**Your objective:** Your answer should consist of all lines in the listing that hold the word "public".

**Given data:**
=== Begin Enclosure ===

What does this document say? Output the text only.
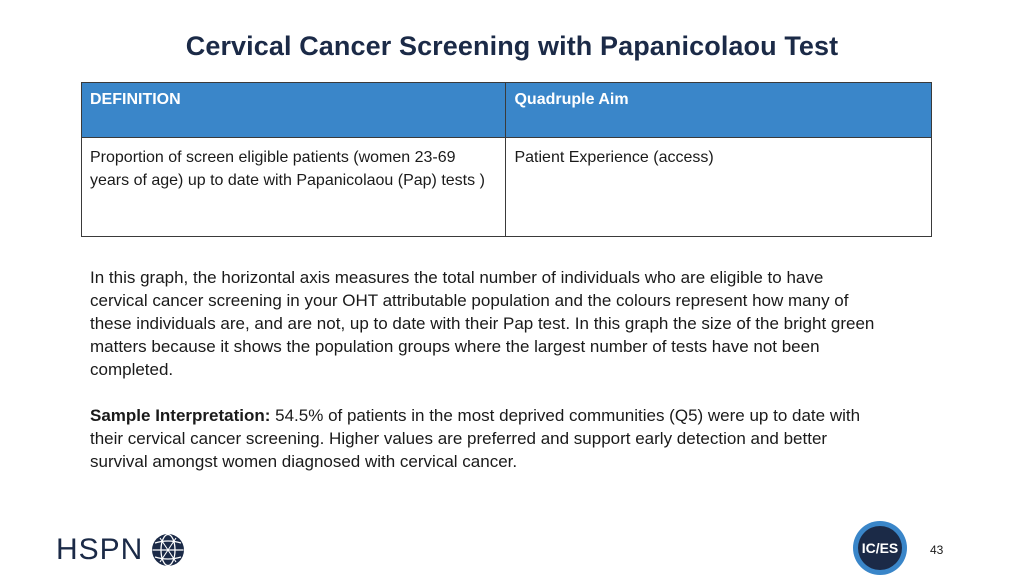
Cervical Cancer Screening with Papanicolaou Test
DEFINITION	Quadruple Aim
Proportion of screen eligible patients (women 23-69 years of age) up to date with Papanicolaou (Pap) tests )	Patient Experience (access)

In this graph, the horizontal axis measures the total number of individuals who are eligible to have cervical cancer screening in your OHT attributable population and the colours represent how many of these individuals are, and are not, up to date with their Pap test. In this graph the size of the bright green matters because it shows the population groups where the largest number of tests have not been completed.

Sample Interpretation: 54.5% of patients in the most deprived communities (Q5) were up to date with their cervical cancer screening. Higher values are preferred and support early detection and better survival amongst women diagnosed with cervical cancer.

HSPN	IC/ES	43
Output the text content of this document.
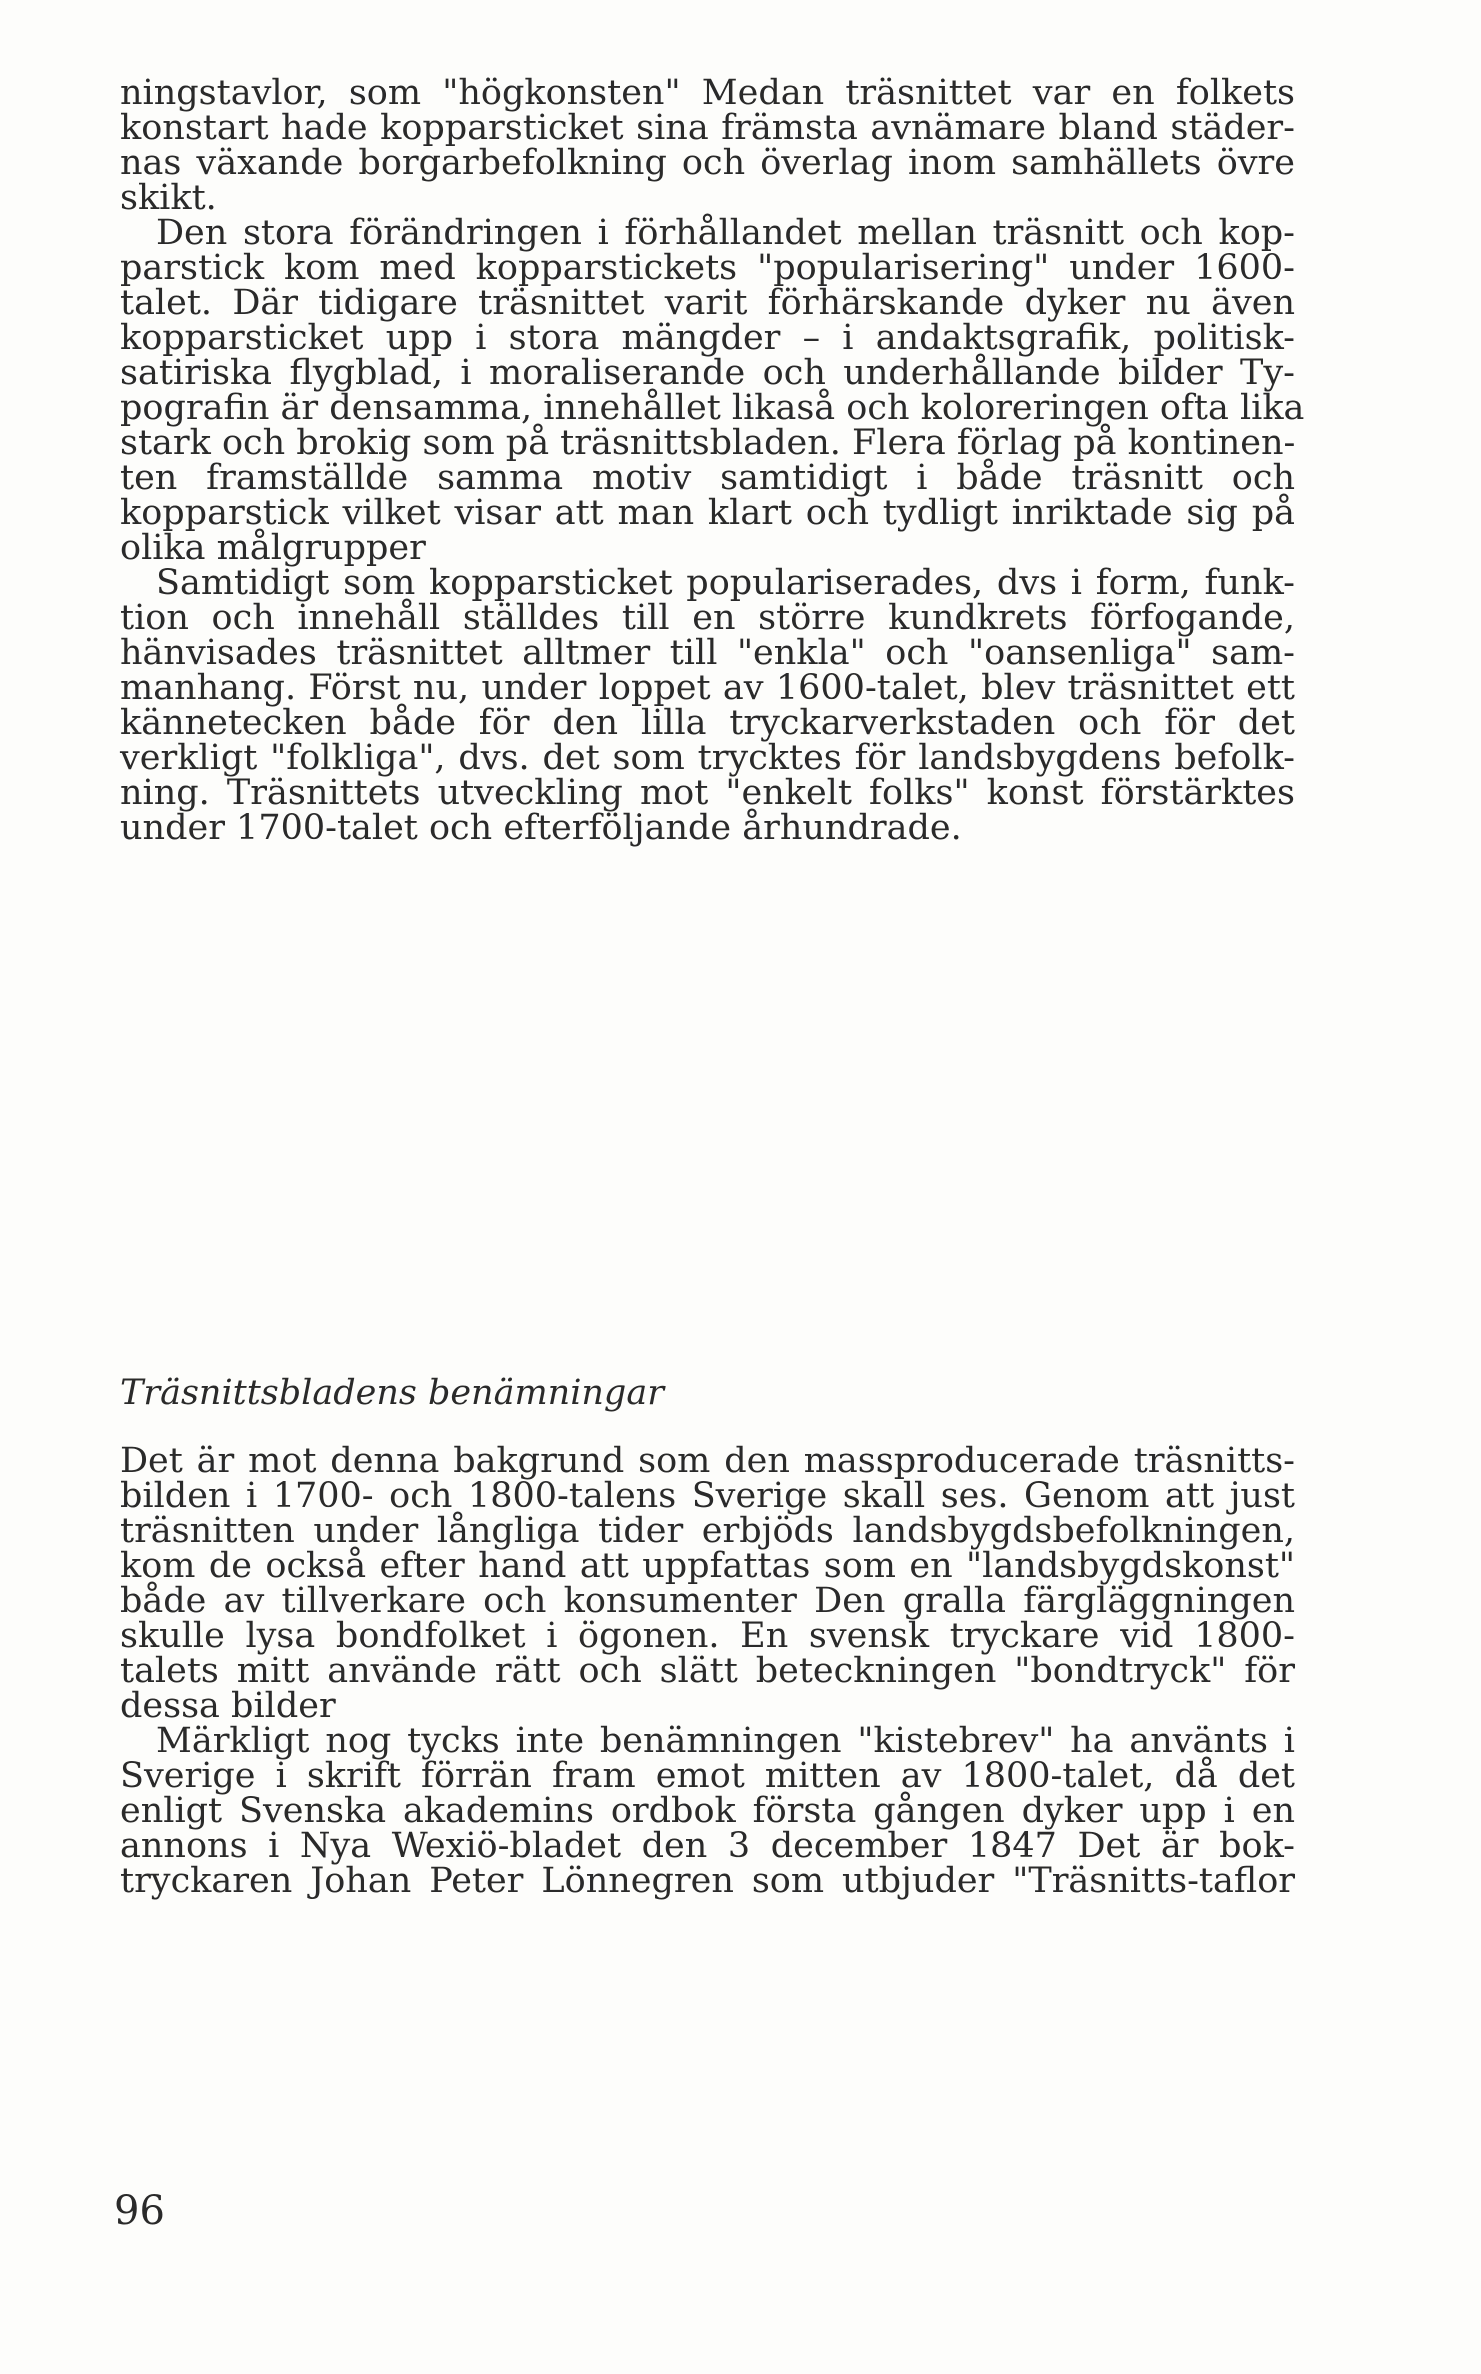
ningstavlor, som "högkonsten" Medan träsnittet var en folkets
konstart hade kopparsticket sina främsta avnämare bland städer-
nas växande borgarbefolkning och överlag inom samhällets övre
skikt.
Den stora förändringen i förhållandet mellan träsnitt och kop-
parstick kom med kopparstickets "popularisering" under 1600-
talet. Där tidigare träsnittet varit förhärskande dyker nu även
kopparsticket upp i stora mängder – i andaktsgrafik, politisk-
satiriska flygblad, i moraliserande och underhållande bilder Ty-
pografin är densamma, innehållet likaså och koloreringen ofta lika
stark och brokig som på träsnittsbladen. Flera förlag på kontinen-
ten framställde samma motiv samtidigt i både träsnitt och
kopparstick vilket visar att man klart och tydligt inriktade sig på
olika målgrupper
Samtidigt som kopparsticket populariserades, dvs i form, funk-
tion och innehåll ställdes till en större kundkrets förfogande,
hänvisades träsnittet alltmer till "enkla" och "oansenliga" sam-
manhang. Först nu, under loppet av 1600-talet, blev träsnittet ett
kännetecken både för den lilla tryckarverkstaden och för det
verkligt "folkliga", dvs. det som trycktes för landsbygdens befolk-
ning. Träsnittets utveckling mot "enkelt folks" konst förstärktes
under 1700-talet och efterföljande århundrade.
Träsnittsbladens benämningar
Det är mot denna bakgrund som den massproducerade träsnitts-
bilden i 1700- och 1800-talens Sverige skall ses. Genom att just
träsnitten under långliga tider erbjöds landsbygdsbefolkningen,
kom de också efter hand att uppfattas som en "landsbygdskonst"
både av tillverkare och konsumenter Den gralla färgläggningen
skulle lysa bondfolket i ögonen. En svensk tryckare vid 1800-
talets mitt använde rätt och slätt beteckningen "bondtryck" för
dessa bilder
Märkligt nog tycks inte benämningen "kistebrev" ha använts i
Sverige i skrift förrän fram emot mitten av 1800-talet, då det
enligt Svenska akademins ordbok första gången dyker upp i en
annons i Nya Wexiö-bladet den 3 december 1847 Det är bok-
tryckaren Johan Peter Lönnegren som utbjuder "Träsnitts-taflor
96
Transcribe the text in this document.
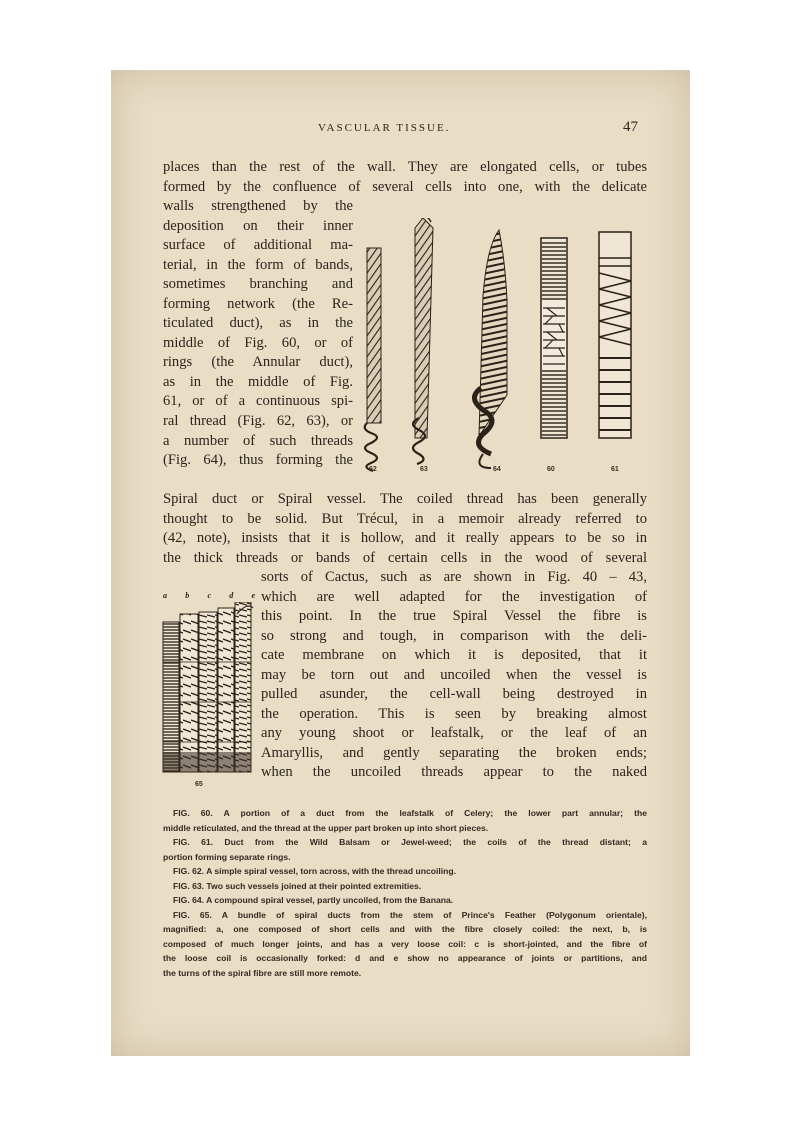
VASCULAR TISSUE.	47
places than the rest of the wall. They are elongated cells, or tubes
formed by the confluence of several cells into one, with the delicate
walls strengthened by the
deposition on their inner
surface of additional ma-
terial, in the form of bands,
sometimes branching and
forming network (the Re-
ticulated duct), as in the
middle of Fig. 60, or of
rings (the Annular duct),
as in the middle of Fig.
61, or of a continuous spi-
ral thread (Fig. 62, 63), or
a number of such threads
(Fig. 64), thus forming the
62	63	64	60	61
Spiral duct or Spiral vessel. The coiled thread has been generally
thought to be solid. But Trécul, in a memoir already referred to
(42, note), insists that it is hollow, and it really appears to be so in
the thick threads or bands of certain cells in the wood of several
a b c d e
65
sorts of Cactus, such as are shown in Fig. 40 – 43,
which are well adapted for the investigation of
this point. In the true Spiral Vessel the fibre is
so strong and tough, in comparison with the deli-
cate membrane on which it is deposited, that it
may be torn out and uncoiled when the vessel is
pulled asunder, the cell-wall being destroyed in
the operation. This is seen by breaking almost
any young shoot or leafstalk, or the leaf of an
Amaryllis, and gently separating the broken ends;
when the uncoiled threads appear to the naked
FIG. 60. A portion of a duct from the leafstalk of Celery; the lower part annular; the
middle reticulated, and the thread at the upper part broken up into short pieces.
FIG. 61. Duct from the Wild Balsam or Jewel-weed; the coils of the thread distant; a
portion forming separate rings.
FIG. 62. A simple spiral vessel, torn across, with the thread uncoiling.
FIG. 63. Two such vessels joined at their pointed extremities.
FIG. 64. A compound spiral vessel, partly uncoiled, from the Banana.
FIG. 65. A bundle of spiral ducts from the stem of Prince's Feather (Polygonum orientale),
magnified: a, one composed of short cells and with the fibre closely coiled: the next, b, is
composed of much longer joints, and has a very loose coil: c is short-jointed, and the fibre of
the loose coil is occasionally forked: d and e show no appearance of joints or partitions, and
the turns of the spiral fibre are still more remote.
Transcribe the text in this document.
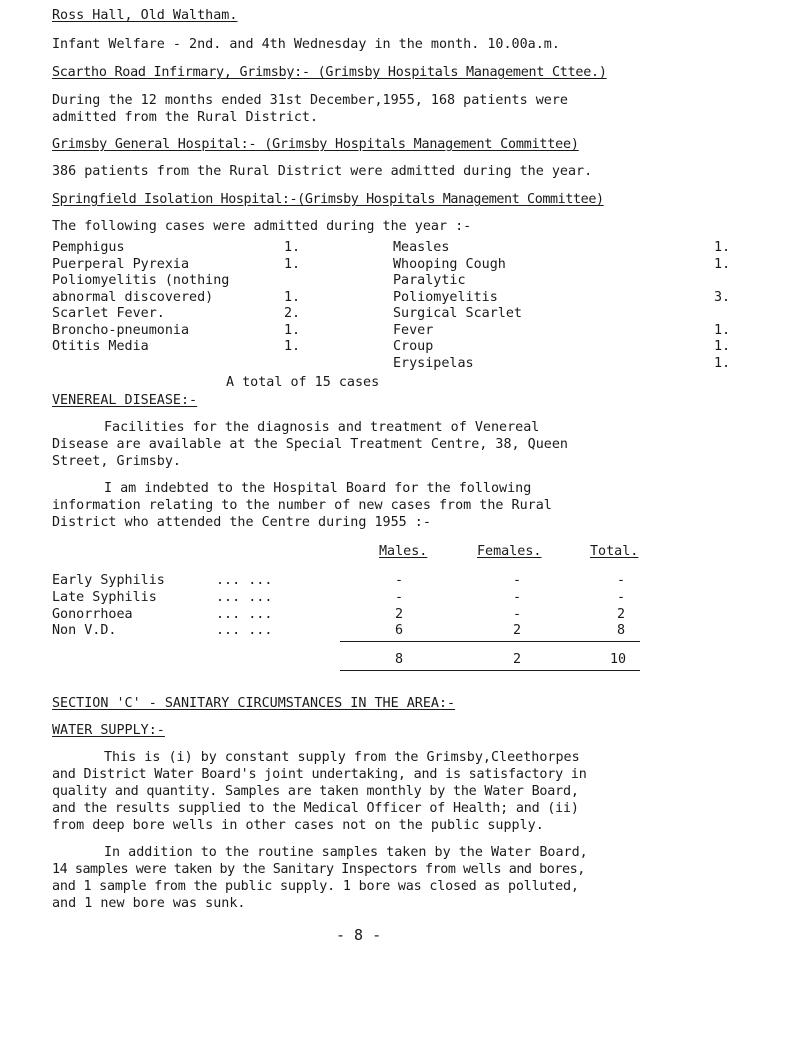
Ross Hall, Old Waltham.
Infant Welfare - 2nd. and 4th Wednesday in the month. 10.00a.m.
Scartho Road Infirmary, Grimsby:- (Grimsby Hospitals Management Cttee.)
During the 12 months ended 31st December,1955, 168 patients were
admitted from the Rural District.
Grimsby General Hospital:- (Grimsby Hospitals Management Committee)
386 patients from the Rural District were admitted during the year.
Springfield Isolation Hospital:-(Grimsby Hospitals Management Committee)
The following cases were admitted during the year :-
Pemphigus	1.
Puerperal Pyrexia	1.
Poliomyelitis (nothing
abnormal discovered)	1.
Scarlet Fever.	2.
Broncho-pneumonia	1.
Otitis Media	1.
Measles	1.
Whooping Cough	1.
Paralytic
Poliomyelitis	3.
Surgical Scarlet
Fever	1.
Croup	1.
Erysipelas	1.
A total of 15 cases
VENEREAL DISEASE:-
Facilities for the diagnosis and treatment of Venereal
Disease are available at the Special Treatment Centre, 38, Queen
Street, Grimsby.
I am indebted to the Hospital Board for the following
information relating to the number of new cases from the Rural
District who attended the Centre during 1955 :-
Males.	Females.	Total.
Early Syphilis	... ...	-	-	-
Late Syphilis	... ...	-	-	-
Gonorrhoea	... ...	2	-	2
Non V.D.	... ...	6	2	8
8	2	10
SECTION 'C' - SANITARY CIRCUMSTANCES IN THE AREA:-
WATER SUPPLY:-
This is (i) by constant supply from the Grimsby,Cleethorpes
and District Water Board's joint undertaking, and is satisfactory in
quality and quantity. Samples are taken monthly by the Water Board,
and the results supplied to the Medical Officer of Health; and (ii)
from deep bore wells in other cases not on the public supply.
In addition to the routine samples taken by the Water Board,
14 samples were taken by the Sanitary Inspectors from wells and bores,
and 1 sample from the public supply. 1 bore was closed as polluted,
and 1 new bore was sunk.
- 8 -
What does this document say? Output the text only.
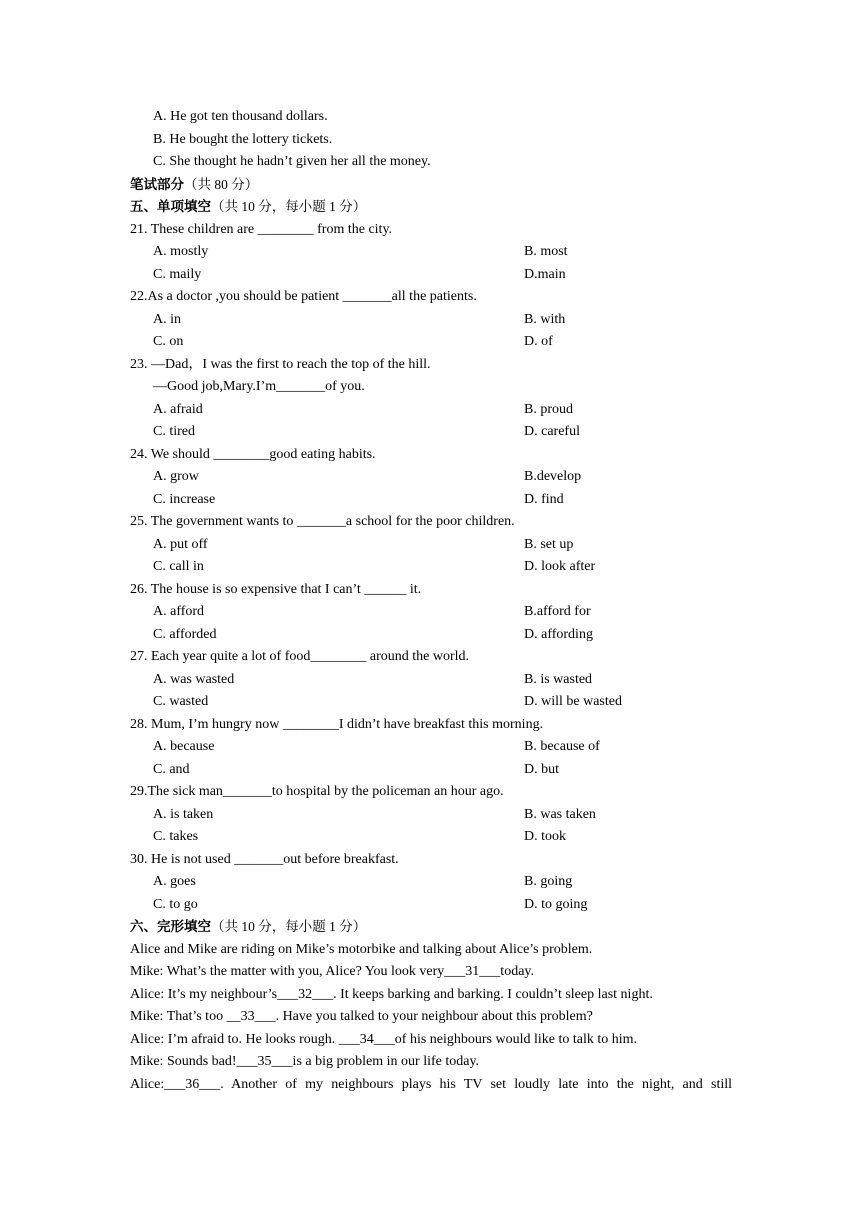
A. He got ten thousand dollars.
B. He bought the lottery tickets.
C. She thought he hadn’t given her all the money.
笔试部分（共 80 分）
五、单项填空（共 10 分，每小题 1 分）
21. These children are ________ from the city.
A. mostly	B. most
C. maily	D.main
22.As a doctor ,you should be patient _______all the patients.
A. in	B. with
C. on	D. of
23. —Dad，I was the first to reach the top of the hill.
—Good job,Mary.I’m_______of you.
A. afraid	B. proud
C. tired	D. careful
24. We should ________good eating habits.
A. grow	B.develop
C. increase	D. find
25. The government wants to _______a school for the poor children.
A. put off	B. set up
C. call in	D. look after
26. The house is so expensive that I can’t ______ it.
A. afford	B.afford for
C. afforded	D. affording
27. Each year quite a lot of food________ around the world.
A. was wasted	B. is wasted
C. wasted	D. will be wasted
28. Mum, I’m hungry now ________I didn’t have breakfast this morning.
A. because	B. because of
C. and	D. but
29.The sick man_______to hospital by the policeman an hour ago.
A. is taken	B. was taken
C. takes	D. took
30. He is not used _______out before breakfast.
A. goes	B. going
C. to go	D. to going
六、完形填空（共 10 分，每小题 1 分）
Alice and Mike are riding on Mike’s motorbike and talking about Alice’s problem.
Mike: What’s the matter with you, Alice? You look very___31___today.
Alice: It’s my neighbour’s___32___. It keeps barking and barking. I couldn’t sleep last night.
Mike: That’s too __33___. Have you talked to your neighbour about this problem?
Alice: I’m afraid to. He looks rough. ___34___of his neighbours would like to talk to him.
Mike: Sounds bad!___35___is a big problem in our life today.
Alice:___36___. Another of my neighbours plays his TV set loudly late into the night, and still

=== End Enclosure ===

**Result for this exercise:**
from deep bore wells in other cases not on the public supply.
and 1 sample from the public supply. 1 bore was closed as polluted,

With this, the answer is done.